EXERCISE BRIEF:
Check each line of the listing below for the string "start", and give only how many lines hold it.

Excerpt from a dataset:
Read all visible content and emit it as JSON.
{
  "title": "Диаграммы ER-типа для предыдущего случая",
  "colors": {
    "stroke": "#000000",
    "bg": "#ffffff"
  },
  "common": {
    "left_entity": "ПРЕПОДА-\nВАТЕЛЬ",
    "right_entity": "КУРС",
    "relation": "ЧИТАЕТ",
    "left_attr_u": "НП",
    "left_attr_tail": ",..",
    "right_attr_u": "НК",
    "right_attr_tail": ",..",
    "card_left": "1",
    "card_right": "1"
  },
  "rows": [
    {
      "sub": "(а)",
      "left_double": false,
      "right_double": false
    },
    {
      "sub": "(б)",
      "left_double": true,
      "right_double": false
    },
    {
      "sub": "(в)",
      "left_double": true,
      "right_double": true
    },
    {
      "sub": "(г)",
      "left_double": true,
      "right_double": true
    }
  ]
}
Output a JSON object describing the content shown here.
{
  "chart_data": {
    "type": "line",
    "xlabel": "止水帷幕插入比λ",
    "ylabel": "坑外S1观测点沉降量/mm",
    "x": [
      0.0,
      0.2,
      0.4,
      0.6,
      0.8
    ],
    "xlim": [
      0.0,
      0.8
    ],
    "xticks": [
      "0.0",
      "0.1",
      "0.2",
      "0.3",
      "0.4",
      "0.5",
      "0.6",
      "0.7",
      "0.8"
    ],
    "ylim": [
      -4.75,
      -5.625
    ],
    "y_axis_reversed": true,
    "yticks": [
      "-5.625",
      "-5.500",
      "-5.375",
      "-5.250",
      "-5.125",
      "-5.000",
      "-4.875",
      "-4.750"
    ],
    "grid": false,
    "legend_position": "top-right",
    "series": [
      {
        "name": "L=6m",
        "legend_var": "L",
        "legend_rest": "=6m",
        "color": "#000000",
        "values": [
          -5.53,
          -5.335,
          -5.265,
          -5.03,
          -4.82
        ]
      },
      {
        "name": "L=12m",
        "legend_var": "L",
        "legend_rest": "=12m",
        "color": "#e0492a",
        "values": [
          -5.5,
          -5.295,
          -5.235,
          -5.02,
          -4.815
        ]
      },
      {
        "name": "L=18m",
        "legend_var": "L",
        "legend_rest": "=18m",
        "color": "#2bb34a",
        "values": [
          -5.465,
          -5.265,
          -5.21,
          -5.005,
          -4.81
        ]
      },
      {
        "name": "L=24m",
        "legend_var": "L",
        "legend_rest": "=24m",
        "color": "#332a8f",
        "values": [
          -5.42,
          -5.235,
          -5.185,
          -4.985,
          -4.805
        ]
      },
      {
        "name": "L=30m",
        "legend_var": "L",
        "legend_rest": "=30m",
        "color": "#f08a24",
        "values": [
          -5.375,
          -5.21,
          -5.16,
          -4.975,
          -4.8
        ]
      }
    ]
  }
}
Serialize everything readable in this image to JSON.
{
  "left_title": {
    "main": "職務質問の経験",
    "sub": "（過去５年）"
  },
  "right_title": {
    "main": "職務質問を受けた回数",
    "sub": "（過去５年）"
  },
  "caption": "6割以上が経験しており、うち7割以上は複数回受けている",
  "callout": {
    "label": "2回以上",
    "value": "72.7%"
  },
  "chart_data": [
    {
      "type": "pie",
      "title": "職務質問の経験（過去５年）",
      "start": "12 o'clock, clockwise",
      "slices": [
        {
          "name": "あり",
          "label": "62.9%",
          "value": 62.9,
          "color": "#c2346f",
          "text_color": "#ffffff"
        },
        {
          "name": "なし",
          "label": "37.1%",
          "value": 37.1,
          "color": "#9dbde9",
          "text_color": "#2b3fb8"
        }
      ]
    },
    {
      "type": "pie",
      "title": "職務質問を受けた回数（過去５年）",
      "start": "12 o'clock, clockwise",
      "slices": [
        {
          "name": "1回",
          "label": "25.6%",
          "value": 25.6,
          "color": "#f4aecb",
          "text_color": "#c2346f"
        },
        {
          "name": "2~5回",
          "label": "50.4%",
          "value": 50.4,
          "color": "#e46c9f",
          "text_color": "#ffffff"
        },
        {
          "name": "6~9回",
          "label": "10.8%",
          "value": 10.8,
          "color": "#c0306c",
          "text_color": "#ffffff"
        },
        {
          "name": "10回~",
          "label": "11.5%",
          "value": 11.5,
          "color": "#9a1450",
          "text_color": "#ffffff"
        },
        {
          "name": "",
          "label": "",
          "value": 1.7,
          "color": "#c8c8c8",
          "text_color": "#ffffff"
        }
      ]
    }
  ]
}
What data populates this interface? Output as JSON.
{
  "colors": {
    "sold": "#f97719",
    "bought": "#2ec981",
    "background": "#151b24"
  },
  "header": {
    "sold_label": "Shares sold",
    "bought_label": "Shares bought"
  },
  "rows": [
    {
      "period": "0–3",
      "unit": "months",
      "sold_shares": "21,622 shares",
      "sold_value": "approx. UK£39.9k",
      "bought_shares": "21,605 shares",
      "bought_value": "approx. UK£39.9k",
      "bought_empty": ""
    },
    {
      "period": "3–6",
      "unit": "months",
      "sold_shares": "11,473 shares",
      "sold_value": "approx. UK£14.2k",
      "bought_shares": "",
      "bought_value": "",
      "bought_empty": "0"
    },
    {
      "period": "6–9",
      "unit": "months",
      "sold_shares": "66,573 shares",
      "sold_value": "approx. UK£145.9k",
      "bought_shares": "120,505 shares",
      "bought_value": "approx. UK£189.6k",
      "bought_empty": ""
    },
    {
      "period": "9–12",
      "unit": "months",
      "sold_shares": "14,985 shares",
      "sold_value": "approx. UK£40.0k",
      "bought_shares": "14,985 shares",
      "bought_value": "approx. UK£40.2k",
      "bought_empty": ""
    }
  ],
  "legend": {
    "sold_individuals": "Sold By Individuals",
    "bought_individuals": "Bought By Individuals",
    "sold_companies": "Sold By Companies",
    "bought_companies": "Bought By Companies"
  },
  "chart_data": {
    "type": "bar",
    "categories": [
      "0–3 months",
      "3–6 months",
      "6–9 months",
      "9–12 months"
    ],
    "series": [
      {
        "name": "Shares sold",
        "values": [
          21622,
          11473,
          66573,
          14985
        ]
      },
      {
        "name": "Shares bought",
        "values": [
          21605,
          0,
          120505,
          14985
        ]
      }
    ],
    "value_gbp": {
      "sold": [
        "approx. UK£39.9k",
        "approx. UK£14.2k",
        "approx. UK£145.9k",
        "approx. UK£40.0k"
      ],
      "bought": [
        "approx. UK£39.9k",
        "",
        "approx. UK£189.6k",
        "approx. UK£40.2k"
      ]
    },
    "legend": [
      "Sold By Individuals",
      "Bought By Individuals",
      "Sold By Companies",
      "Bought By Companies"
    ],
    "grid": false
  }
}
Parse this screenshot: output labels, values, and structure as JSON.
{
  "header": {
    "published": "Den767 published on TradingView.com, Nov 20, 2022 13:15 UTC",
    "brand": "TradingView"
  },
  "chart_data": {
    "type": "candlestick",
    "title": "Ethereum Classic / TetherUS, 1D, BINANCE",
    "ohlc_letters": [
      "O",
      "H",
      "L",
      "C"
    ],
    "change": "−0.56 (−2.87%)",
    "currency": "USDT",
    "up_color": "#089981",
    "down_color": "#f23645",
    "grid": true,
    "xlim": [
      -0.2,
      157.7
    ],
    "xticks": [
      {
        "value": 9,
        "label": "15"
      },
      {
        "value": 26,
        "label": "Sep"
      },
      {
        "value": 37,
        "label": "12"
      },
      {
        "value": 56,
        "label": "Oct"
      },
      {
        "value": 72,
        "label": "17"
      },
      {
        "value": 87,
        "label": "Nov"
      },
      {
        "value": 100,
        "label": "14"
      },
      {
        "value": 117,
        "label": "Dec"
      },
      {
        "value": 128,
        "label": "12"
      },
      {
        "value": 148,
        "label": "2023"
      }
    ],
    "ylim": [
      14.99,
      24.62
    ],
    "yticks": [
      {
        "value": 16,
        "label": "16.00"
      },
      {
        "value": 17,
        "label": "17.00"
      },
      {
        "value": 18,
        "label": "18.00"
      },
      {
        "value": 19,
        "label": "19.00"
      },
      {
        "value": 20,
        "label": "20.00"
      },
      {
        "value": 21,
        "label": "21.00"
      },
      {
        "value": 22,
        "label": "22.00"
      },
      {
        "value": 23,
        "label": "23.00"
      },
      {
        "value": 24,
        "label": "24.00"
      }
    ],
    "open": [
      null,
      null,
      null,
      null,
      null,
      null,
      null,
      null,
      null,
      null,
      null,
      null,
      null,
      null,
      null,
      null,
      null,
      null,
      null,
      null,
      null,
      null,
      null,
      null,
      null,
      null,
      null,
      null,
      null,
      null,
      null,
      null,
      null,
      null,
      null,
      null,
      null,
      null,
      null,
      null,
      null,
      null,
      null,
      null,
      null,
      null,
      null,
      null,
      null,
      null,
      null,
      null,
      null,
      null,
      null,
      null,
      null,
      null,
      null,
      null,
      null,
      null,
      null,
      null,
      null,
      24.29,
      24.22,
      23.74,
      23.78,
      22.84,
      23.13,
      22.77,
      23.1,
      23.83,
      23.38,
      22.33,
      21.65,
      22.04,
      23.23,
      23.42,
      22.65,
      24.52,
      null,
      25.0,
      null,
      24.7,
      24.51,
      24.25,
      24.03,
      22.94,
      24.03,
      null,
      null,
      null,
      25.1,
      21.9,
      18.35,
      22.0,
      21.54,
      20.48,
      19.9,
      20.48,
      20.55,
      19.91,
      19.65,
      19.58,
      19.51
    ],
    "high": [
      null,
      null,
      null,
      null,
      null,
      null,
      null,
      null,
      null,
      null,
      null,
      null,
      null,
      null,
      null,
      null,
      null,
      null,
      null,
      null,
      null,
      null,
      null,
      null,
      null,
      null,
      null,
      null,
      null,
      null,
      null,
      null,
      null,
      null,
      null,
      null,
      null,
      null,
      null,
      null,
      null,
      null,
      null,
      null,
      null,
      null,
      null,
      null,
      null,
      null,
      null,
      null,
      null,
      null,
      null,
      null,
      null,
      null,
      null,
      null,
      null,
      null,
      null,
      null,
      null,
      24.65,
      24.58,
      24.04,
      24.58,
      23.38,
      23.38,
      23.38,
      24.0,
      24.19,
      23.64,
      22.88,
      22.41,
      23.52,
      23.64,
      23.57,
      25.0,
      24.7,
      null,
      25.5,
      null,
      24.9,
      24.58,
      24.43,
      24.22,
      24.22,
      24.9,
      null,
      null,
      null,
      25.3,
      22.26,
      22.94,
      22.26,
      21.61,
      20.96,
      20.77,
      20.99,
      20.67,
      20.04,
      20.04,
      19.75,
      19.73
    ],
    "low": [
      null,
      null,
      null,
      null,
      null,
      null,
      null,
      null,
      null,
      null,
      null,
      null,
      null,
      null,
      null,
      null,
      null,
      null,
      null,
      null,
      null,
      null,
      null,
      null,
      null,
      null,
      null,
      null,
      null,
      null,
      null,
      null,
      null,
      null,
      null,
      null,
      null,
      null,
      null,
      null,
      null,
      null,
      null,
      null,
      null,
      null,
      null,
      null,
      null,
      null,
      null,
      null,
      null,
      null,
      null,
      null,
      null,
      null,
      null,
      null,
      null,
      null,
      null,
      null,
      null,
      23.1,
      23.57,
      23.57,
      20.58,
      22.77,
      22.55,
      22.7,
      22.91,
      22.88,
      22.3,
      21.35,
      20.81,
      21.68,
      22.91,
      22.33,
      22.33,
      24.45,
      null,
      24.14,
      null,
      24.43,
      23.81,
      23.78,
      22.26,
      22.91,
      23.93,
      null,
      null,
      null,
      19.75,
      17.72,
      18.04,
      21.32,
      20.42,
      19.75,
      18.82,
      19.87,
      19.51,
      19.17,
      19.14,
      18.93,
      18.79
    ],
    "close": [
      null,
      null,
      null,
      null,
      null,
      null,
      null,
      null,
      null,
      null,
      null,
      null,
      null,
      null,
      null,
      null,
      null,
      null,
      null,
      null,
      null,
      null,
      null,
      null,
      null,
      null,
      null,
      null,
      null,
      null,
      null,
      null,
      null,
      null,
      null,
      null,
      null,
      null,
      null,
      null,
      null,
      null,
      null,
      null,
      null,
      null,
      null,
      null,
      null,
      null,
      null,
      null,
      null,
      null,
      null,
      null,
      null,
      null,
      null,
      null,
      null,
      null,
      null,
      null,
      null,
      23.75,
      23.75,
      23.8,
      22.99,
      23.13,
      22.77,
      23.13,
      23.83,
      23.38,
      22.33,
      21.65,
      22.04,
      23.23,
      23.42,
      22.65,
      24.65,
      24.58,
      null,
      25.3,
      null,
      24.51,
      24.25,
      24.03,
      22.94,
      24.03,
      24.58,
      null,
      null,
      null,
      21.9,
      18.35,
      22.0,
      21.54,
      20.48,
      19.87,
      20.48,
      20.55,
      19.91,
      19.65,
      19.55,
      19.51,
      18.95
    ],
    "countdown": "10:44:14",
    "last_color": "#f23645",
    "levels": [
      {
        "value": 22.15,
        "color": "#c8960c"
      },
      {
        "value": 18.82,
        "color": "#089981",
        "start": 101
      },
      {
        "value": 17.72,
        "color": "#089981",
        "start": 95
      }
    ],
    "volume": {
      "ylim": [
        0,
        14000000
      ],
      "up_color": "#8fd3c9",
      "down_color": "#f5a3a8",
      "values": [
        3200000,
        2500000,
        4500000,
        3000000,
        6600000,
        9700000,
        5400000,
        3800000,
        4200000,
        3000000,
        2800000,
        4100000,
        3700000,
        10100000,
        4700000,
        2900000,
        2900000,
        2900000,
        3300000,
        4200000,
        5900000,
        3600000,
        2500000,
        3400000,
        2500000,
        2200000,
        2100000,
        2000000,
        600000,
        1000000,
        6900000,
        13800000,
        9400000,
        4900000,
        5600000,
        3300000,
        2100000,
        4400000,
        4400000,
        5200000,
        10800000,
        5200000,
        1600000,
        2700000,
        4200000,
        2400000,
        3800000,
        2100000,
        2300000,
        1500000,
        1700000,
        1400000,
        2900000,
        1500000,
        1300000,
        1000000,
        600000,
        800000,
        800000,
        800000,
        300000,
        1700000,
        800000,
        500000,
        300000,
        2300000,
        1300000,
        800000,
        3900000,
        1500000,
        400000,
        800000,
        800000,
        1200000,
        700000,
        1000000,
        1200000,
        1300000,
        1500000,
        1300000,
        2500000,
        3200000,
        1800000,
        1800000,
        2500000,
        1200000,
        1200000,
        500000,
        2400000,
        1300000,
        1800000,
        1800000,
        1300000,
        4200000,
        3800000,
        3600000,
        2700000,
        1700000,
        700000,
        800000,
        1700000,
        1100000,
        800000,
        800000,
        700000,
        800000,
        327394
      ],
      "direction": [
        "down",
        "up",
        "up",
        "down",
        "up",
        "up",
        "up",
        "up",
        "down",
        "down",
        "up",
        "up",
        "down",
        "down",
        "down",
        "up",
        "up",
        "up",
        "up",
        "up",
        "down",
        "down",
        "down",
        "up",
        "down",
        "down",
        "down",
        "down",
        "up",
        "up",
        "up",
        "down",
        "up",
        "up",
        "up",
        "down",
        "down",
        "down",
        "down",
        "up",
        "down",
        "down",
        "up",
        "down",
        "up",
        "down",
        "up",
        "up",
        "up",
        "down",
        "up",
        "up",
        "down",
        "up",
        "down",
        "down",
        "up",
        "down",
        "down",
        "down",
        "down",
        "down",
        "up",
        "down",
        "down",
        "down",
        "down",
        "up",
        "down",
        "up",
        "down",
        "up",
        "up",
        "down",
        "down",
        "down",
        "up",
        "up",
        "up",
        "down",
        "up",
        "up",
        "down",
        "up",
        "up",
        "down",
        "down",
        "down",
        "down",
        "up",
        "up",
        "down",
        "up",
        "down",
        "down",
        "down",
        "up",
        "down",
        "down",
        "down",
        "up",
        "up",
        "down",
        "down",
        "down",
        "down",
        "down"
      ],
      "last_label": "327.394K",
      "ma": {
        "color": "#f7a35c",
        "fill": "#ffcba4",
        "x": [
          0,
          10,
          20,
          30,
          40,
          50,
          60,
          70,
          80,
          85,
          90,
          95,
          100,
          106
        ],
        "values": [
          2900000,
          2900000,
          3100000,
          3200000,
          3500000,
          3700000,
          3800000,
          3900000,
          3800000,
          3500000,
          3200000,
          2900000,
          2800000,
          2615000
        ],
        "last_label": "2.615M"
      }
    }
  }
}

WORKED SOLUTION:
4